## PROBLEM TO WORK ON
Transcribe every record that appears below, exactly and in full.

— start of INFORMATION SUPPLIED —

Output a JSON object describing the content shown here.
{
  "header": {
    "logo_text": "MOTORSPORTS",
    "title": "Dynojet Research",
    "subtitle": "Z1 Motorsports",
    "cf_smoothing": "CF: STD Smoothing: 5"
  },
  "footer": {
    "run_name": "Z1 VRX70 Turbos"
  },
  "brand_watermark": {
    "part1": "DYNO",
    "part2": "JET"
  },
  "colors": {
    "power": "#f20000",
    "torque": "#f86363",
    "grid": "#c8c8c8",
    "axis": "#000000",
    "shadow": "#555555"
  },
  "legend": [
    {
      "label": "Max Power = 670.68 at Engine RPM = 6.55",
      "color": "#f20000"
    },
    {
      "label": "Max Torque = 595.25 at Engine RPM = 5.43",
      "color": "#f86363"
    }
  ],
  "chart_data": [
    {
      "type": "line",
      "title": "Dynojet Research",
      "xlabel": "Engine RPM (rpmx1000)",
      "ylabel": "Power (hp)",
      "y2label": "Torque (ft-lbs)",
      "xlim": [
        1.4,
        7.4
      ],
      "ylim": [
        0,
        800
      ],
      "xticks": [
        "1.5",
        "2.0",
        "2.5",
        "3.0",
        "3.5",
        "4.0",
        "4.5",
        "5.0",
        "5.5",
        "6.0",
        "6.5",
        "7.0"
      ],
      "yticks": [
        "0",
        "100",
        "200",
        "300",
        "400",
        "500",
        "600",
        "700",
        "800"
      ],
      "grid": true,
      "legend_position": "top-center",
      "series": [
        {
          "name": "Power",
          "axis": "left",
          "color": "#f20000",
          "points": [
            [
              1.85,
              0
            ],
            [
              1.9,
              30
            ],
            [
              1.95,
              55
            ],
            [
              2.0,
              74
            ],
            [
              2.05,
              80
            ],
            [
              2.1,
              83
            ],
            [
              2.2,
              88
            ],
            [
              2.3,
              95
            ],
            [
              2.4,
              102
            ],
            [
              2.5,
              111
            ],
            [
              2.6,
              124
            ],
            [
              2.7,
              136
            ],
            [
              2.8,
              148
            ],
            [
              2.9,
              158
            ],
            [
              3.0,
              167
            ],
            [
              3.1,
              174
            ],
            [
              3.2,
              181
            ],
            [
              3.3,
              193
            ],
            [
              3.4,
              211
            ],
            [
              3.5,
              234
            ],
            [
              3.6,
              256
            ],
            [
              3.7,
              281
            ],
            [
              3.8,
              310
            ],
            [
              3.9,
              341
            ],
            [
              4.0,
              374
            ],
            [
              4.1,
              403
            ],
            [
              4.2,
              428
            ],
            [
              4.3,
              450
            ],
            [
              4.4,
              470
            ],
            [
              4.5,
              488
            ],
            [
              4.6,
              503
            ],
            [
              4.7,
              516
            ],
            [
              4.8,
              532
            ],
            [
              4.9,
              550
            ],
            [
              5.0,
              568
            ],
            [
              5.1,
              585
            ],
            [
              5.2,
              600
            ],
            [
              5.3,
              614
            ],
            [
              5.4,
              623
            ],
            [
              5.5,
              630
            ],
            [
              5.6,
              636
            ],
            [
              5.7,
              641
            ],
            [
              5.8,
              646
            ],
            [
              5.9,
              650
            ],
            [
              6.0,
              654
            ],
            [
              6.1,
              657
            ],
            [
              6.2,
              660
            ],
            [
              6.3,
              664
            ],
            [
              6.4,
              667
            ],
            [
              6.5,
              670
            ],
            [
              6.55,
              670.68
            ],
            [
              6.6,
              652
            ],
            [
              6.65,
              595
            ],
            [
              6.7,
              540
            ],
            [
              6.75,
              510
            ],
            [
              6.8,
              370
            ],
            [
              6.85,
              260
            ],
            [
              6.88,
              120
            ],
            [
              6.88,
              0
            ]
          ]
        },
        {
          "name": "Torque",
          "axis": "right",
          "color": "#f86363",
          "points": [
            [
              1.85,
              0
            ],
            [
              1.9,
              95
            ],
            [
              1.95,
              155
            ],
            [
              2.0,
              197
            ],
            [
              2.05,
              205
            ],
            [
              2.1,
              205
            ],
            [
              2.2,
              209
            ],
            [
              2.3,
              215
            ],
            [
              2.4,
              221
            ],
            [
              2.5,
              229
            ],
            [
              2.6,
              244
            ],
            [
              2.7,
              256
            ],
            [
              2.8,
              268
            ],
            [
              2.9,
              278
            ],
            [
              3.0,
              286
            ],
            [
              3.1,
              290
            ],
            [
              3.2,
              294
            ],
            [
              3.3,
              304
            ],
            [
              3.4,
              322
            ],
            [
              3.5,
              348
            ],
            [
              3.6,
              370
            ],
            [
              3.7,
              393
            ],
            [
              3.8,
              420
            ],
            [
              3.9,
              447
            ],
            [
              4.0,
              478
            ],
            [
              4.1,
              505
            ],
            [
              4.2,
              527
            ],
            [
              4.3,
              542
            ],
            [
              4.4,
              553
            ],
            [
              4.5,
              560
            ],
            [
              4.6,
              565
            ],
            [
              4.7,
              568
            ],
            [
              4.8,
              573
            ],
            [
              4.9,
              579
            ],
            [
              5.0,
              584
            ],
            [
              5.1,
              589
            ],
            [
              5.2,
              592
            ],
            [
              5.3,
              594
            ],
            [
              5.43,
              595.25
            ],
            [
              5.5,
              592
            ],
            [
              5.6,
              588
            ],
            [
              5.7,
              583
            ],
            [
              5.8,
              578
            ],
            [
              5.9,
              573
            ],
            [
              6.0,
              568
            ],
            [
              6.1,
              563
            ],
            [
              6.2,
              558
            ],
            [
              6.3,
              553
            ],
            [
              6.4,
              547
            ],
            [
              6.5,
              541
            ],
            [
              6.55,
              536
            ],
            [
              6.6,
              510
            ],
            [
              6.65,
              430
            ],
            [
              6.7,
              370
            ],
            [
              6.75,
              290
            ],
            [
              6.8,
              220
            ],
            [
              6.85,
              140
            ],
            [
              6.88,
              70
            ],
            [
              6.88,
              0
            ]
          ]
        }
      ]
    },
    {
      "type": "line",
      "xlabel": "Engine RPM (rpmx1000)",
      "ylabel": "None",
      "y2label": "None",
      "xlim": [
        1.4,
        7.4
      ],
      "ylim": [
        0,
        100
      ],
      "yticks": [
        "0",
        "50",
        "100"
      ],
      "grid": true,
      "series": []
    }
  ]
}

— end of INFORMATION SUPPLIED —

## EXERCISE ANSWER
Output a JSON object describing the content shown here.
{
  "header": {
    "logo_text": "MOTORSPORTS",
    "title": "Dynojet Research",
    "subtitle": "Z1 Motorsports",
    "cf_smoothing": "CF: STD Smoothing: 5"
  },
  "footer": {
    "run_name": "Z1 VRX70 Turbos"
  },
  "brand_watermark": {
    "part1": "DYNO",
    "part2": "JET"
  },
  "colors": {
    "power": "#f20000",
    "torque": "#f86363",
    "grid": "#c8c8c8",
    "axis": "#000000",
    "shadow": "#555555"
  },
  "legend": [
    {
      "label": "Max Power = 670.68 at Engine RPM = 6.55",
      "color": "#f20000"
    },
    {
      "label": "Max Torque = 595.25 at Engine RPM = 5.43",
      "color": "#f86363"
    }
  ],
  "chart_data": [
    {
      "type": "line",
      "title": "Dynojet Research",
      "xlabel": "Engine RPM (rpmx1000)",
      "ylabel": "Power (hp)",
      "y2label": "Torque (ft-lbs)",
      "xlim": [
        1.4,
        7.4
      ],
      "ylim": [
        0,
        800
      ],
      "xticks": [
        "1.5",
        "2.0",
        "2.5",
        "3.0",
        "3.5",
        "4.0",
        "4.5",
        "5.0",
        "5.5",
        "6.0",
        "6.5",
        "7.0"
      ],
      "yticks": [
        "0",
        "100",
        "200",
        "300",
        "400",
        "500",
        "600",
        "700",
        "800"
      ],
      "grid": true,
      "legend_position": "top-center",
      "series": [
        {
          "name": "Power",
          "axis": "left",
          "color": "#f20000",
          "points": [
            [
              1.85,
              0
            ],
            [
              1.9,
              30
            ],
            [
              1.95,
              55
            ],
            [
              2.0,
              74
            ],
            [
              2.05,
              80
            ],
            [
              2.1,
              83
            ],
            [
              2.2,
              88
            ],
            [
              2.3,
              95
            ],
            [
              2.4,
              102
            ],
            [
              2.5,
              111
            ],
            [
              2.6,
              124
            ],
            [
              2.7,
              136
            ],
            [
              2.8,
              148
            ],
            [
              2.9,
              158
            ],
            [
              3.0,
              167
            ],
            [
              3.1,
              174
            ],
            [
              3.2,
              181
            ],
            [
              3.3,
              193
            ],
            [
              3.4,
              211
            ],
            [
              3.5,
              234
            ],
            [
              3.6,
              256
            ],
            [
              3.7,
              281
            ],
            [
              3.8,
              310
            ],
            [
              3.9,
              341
            ],
            [
              4.0,
              374
            ],
            [
              4.1,
              403
            ],
            [
              4.2,
              428
            ],
            [
              4.3,
              450
            ],
            [
              4.4,
              470
            ],
            [
              4.5,
              488
            ],
            [
              4.6,
              503
            ],
            [
              4.7,
              516
            ],
            [
              4.8,
              532
            ],
            [
              4.9,
              550
            ],
            [
              5.0,
              568
            ],
            [
              5.1,
              585
            ],
            [
              5.2,
              600
            ],
            [
              5.3,
              614
            ],
            [
              5.4,
              623
            ],
            [
              5.5,
              630
            ],
            [
              5.6,
              636
            ],
            [
              5.7,
              641
            ],
            [
              5.8,
              646
            ],
            [
              5.9,
              650
            ],
            [
              6.0,
              654
            ],
            [
              6.1,
              657
            ],
            [
              6.2,
              660
            ],
            [
              6.3,
              664
            ],
            [
              6.4,
              667
            ],
            [
              6.5,
              670
            ],
            [
              6.55,
              670.68
            ],
            [
              6.6,
              652
            ],
            [
              6.65,
              595
            ],
            [
              6.7,
              540
            ],
            [
              6.75,
              510
            ],
            [
              6.8,
              370
            ],
            [
              6.85,
              260
            ],
            [
              6.88,
              120
            ],
            [
              6.88,
              0
            ]
          ]
        },
        {
          "name": "Torque",
          "axis": "right",
          "color": "#f86363",
          "points": [
            [
              1.85,
              0
            ],
            [
              1.9,
              95
            ],
            [
              1.95,
              155
            ],
            [
              2.0,
              197
            ],
            [
              2.05,
              205
            ],
            [
              2.1,
              205
            ],
            [
              2.2,
              209
            ],
            [
              2.3,
              215
            ],
            [
              2.4,
              221
            ],
            [
              2.5,
              229
            ],
            [
              2.6,
              244
            ],
            [
              2.7,
              256
            ],
            [
              2.8,
              268
            ],
            [
              2.9,
              278
            ],
            [
              3.0,
              286
            ],
            [
              3.1,
              290
            ],
            [
              3.2,
              294
            ],
            [
              3.3,
              304
            ],
            [
              3.4,
              322
            ],
            [
              3.5,
              348
            ],
            [
              3.6,
              370
            ],
            [
              3.7,
              393
            ],
            [
              3.8,
              420
            ],
            [
              3.9,
              447
            ],
            [
              4.0,
              478
            ],
            [
              4.1,
              505
            ],
            [
              4.2,
              527
            ],
            [
              4.3,
              542
            ],
            [
              4.4,
              553
            ],
            [
              4.5,
              560
            ],
            [
              4.6,
              565
            ],
            [
              4.7,
              568
            ],
            [
              4.8,
              573
            ],
            [
              4.9,
              579
            ],
            [
              5.0,
              584
            ],
            [
              5.1,
              589
            ],
            [
              5.2,
              592
            ],
            [
              5.3,
              594
            ],
            [
              5.43,
              595.25
            ],
            [
              5.5,
              592
            ],
            [
              5.6,
              588
            ],
            [
              5.7,
              583
            ],
            [
              5.8,
              578
            ],
            [
              5.9,
              573
            ],
            [
              6.0,
              568
            ],
            [
              6.1,
              563
            ],
            [
              6.2,
              558
            ],
            [
              6.3,
              553
            ],
            [
              6.4,
              547
            ],
            [
              6.5,
              541
            ],
            [
              6.55,
              536
            ],
            [
              6.6,
              510
            ],
            [
              6.65,
              430
            ],
            [
              6.7,
              370
            ],
            [
              6.75,
              290
            ],
            [
              6.8,
              220
            ],
            [
              6.85,
              140
            ],
            [
              6.88,
              70
            ],
            [
              6.88,
              0
            ]
          ]
        }
      ]
    },
    {
      "type": "line",
      "xlabel": "Engine RPM (rpmx1000)",
      "ylabel": "None",
      "y2label": "None",
      "xlim": [
        1.4,
        7.4
      ],
      "ylim": [
        0,
        100
      ],
      "yticks": [
        "0",
        "50",
        "100"
      ],
      "grid": true,
      "series": []
    }
  ]
}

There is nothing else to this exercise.